── RAW RECORDS

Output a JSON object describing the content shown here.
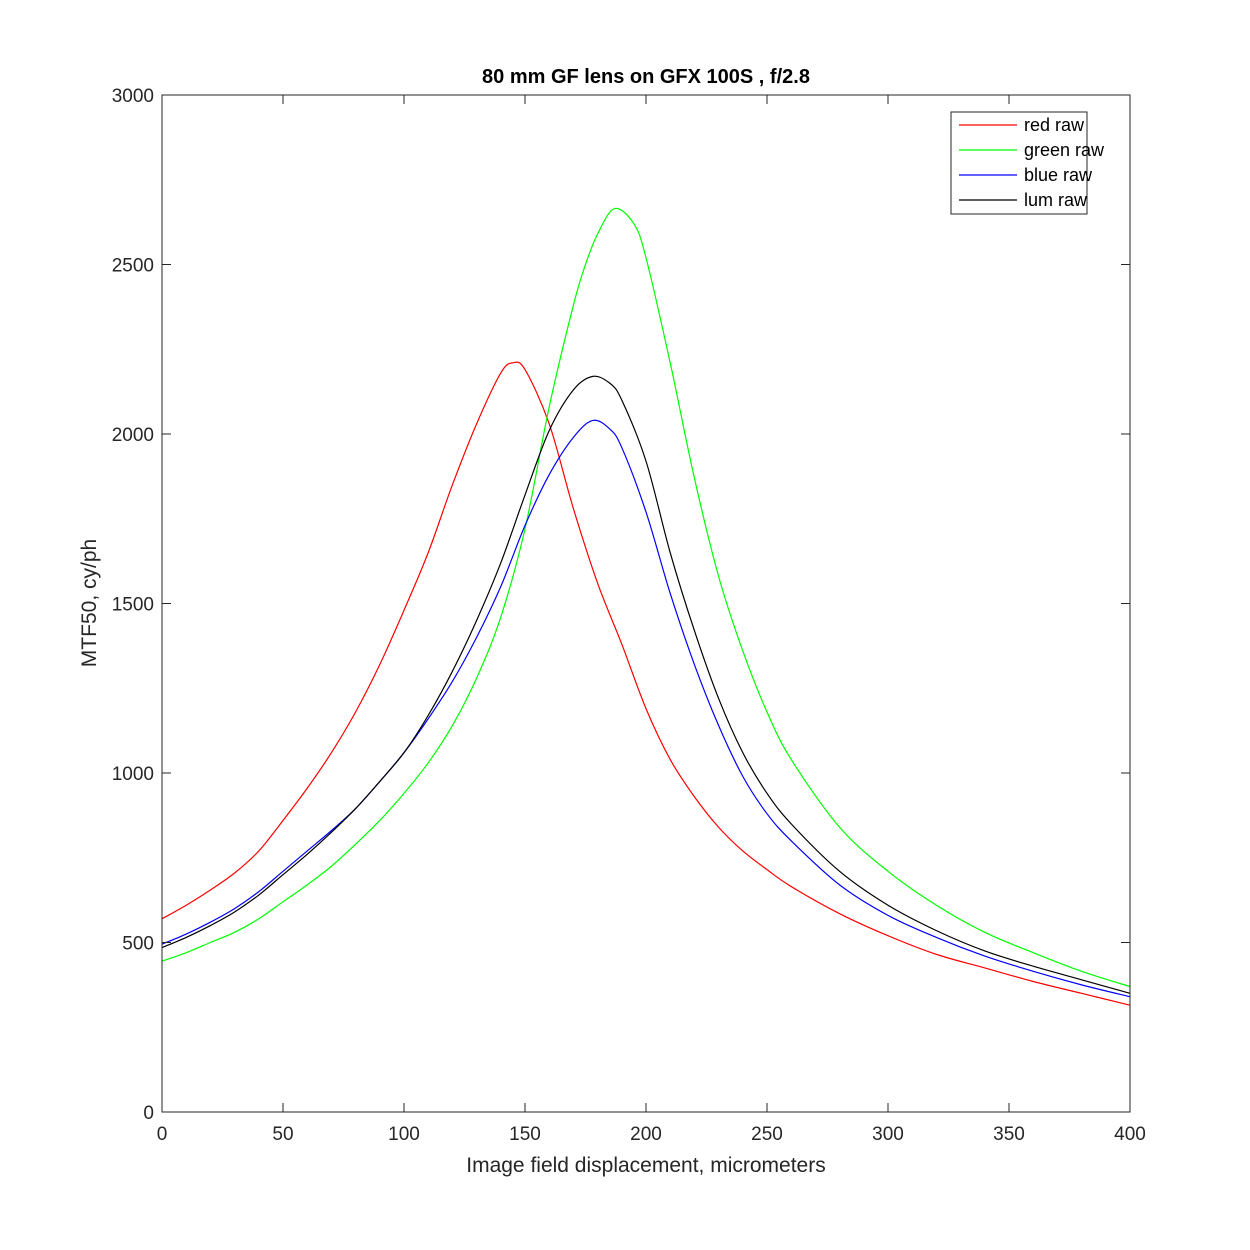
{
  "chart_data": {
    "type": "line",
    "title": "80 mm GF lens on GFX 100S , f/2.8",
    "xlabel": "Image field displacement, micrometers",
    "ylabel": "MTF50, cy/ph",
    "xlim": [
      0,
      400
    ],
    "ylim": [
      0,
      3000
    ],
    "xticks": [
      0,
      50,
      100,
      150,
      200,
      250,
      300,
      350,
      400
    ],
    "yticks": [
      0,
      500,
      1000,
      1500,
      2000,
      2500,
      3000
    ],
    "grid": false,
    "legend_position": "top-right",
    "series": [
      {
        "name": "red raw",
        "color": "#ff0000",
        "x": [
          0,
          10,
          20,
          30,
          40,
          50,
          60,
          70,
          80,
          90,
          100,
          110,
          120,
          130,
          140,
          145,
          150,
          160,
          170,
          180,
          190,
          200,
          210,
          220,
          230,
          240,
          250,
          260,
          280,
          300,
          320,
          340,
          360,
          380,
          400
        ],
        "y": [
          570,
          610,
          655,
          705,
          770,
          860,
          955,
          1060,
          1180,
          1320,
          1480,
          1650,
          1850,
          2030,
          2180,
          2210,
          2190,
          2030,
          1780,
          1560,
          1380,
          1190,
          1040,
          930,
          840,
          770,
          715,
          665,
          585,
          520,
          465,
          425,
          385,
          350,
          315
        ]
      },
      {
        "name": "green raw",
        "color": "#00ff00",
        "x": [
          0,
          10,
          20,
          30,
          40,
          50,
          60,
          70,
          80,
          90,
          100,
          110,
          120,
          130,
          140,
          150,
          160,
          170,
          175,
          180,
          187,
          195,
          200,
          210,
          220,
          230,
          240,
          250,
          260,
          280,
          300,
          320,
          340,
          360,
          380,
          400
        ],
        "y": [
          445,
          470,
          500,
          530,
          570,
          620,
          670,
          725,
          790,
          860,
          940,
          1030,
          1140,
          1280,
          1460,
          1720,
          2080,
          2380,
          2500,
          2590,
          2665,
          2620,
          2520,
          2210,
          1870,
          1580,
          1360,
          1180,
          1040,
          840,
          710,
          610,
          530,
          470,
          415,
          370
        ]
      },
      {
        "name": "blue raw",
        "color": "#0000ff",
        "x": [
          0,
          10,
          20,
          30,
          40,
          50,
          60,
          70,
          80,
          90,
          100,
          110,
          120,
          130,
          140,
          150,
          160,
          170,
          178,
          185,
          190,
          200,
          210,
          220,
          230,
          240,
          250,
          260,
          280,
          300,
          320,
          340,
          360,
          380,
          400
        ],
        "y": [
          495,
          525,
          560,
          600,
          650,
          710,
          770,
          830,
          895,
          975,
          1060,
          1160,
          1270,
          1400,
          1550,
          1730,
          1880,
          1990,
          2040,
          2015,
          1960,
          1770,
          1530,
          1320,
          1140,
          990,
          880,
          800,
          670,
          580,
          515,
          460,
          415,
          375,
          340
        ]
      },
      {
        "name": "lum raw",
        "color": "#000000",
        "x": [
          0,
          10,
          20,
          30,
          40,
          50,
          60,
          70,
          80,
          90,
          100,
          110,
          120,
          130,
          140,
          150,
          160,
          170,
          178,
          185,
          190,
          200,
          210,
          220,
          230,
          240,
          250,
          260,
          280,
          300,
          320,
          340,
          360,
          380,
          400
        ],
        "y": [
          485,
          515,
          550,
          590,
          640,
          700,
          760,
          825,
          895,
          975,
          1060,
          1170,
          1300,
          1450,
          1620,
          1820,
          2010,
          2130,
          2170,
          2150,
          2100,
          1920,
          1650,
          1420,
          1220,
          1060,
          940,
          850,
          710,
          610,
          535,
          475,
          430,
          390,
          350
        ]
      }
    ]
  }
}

────

AIM -> The lines to collect are those holding the string "name"; copy them all.

RIGHT ANSWER ->
        "name": "red raw",
        "name": "green raw",
        "name": "blue raw",
        "name": "lum raw",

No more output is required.